Your instructions ▸ All of the records below should be output exactly.

## begin Records for the task

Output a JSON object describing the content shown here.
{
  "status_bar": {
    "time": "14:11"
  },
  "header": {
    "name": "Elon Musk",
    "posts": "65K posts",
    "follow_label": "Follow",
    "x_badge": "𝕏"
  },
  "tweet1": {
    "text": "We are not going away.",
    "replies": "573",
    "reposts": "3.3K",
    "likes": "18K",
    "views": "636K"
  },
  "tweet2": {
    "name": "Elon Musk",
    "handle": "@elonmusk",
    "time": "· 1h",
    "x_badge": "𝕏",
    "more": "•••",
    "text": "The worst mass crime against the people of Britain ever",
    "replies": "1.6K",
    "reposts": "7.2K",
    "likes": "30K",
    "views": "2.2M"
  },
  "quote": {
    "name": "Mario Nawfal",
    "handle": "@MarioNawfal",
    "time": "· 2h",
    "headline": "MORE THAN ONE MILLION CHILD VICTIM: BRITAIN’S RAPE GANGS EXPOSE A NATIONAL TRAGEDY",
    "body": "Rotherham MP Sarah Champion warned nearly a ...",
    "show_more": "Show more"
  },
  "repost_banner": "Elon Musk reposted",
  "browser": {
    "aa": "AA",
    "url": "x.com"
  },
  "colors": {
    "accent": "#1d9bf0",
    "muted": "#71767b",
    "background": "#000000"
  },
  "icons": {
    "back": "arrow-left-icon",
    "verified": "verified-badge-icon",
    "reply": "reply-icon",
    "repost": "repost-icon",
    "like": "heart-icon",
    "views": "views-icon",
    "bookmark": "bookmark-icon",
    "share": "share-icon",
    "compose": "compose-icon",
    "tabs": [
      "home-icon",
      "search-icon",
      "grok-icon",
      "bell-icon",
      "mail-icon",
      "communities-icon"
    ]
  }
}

## end Records for the task

Full answer ▸
Output a JSON object describing the content shown here.
{
  "status_bar": {
    "time": "14:11"
  },
  "header": {
    "name": "Elon Musk",
    "posts": "65K posts",
    "follow_label": "Follow",
    "x_badge": "𝕏"
  },
  "tweet1": {
    "text": "We are not going away.",
    "replies": "573",
    "reposts": "3.3K",
    "likes": "18K",
    "views": "636K"
  },
  "tweet2": {
    "name": "Elon Musk",
    "handle": "@elonmusk",
    "time": "· 1h",
    "x_badge": "𝕏",
    "more": "•••",
    "text": "The worst mass crime against the people of Britain ever",
    "replies": "1.6K",
    "reposts": "7.2K",
    "likes": "30K",
    "views": "2.2M"
  },
  "quote": {
    "name": "Mario Nawfal",
    "handle": "@MarioNawfal",
    "time": "· 2h",
    "headline": "MORE THAN ONE MILLION CHILD VICTIM: BRITAIN’S RAPE GANGS EXPOSE A NATIONAL TRAGEDY",
    "body": "Rotherham MP Sarah Champion warned nearly a ...",
    "show_more": "Show more"
  },
  "repost_banner": "Elon Musk reposted",
  "browser": {
    "aa": "AA",
    "url": "x.com"
  },
  "colors": {
    "accent": "#1d9bf0",
    "muted": "#71767b",
    "background": "#000000"
  },
  "icons": {
    "back": "arrow-left-icon",
    "verified": "verified-badge-icon",
    "reply": "reply-icon",
    "repost": "repost-icon",
    "like": "heart-icon",
    "views": "views-icon",
    "bookmark": "bookmark-icon",
    "share": "share-icon",
    "compose": "compose-icon",
    "tabs": [
      "home-icon",
      "search-icon",
      "grok-icon",
      "bell-icon",
      "mail-icon",
      "communities-icon"
    ]
  }
}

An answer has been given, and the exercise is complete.